§ Brano di lettura
►

Degna di reflessione è la Musa, che segue, avendo le orecchie forate, testimonio indubitato dell'uso antico degli orecchini, ed è sopra il suo piedestallo, e base.

Una singolare statua di nero antico, e di particolare  p45 artificio ritrovata già nelle rovine dell'antico Anzio rappresentante Giove col fulmine nella destra, e sandali ne' piedi, posa sopra una rotonda ara. Su di questa è scolpito alla maniera Etrusca un sacerdote vicino ad un'ara. Egli è seminudo con resta cinta, panno al collo, e capelli calamistrati. Con simili capelli vi è scolpito un'Apollo coronato di alloro, ed adorno di un panno, che gli cinge le braccia, con freccia nella destra, ed arco nella sinistra; e per ultimo si vede una Diana Lucifera armata d'arco, e turcasso, con veste lunga, sopravveste pieghettata, e diadema in capo.

◄

§ Istruzione scritta 1
Riporta tali e quali le righe dell'elenco, dall'inizio dell'elenco fino alla riga che contiene "294, 42, 303]", entrambe comprese.

(Record da una raccolta di dati)
►

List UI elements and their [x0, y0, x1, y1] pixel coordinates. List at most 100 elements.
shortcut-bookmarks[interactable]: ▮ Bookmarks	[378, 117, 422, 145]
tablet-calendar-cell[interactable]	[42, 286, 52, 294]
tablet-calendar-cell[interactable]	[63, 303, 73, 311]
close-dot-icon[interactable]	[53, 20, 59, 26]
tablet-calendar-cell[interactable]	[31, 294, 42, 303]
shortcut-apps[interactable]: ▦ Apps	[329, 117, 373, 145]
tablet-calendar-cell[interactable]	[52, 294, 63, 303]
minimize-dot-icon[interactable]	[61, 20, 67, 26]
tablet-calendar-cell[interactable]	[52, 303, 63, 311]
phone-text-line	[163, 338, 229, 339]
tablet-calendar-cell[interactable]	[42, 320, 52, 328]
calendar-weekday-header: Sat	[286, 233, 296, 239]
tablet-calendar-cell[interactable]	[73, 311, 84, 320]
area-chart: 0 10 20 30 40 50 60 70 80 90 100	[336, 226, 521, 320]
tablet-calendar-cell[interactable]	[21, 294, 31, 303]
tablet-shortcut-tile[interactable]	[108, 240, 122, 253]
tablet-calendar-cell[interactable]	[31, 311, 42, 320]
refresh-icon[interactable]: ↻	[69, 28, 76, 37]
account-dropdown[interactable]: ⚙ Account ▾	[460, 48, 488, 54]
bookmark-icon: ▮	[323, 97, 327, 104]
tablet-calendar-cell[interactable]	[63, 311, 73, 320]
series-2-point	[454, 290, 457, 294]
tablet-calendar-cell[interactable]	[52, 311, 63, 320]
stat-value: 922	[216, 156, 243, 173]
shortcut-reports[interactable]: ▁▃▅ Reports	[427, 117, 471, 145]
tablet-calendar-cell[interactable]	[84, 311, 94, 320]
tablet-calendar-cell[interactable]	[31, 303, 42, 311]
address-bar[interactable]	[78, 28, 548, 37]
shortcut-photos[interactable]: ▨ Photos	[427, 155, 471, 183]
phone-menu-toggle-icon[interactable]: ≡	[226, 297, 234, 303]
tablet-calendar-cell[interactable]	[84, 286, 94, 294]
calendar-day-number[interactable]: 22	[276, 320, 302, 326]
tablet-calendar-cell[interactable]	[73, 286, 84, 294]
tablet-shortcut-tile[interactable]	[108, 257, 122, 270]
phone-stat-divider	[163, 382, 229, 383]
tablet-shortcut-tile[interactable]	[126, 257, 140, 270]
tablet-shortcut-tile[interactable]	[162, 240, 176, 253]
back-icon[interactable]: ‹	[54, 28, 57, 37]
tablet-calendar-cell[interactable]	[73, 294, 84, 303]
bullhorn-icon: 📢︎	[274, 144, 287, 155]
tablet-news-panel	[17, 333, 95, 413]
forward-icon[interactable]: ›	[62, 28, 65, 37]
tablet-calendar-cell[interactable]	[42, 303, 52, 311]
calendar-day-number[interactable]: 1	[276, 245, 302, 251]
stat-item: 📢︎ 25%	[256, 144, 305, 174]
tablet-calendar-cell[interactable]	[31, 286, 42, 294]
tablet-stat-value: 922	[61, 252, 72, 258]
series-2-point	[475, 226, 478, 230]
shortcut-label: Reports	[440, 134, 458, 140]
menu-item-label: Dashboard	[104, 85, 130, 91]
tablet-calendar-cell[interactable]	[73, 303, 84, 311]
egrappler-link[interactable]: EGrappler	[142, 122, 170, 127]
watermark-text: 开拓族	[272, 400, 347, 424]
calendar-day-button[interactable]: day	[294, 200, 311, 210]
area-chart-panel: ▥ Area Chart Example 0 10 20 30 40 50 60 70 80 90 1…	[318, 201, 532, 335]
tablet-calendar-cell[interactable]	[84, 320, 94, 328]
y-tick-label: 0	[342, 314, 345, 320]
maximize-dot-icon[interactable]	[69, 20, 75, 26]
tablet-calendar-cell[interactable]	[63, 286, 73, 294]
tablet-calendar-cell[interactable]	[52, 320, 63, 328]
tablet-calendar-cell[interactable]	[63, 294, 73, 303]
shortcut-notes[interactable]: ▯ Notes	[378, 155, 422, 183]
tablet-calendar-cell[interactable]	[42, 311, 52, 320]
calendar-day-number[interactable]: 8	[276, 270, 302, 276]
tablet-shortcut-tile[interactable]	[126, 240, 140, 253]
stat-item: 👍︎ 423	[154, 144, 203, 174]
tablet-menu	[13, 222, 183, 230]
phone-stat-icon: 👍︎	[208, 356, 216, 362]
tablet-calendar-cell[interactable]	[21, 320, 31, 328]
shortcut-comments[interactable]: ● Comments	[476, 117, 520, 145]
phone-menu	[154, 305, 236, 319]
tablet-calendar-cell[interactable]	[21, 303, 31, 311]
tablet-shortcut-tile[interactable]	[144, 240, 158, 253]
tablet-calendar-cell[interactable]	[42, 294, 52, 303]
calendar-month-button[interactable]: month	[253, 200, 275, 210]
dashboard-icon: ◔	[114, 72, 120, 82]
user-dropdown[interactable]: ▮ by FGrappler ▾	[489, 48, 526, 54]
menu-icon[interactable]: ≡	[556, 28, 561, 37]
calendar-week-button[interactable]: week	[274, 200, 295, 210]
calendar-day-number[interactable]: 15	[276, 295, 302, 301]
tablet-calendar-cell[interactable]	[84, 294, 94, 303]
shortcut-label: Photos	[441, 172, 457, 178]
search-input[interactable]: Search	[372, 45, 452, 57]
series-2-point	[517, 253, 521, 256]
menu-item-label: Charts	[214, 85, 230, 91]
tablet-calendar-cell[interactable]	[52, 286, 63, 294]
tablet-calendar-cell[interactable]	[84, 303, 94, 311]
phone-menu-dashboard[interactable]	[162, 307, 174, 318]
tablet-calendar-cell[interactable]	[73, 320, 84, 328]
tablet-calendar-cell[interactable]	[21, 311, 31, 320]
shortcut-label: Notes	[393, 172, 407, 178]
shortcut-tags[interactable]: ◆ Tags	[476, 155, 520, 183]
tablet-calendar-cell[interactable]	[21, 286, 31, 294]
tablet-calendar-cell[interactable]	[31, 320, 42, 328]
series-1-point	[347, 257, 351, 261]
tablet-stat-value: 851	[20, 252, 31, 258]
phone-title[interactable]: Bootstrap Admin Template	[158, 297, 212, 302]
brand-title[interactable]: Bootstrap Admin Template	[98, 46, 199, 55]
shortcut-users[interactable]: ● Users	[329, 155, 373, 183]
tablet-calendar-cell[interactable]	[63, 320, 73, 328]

◄

§ Istruzione scritta 2
Per ciascuna affermazione indica se concorda con il brano sulle statue antiche, rispondendo sì o no e citando le parole decisive del brano: (a) la statua di Giove fu ritrovata nelle rovine dell'antico Anzio; (b) Giove tiene il fulmine nella mano sinistra; (c) Diana è raffigurata con una veste corta.

§ Risposta attesa 1
List UI elements and their [x0, y0, x1, y1] pixel coordinates. List at most 100 elements.
shortcut-bookmarks[interactable]: ▮ Bookmarks	[378, 117, 422, 145]
tablet-calendar-cell[interactable]	[42, 286, 52, 294]
tablet-calendar-cell[interactable]	[63, 303, 73, 311]
close-dot-icon[interactable]	[53, 20, 59, 26]
tablet-calendar-cell[interactable]	[31, 294, 42, 303]

§ Risposta attesa 2
(a) Sì: "ritrovata già nelle rovine dell'antico Anzio".
(b) No: "Giove col fulmine nella destra".
(c) No: "con veste lunga".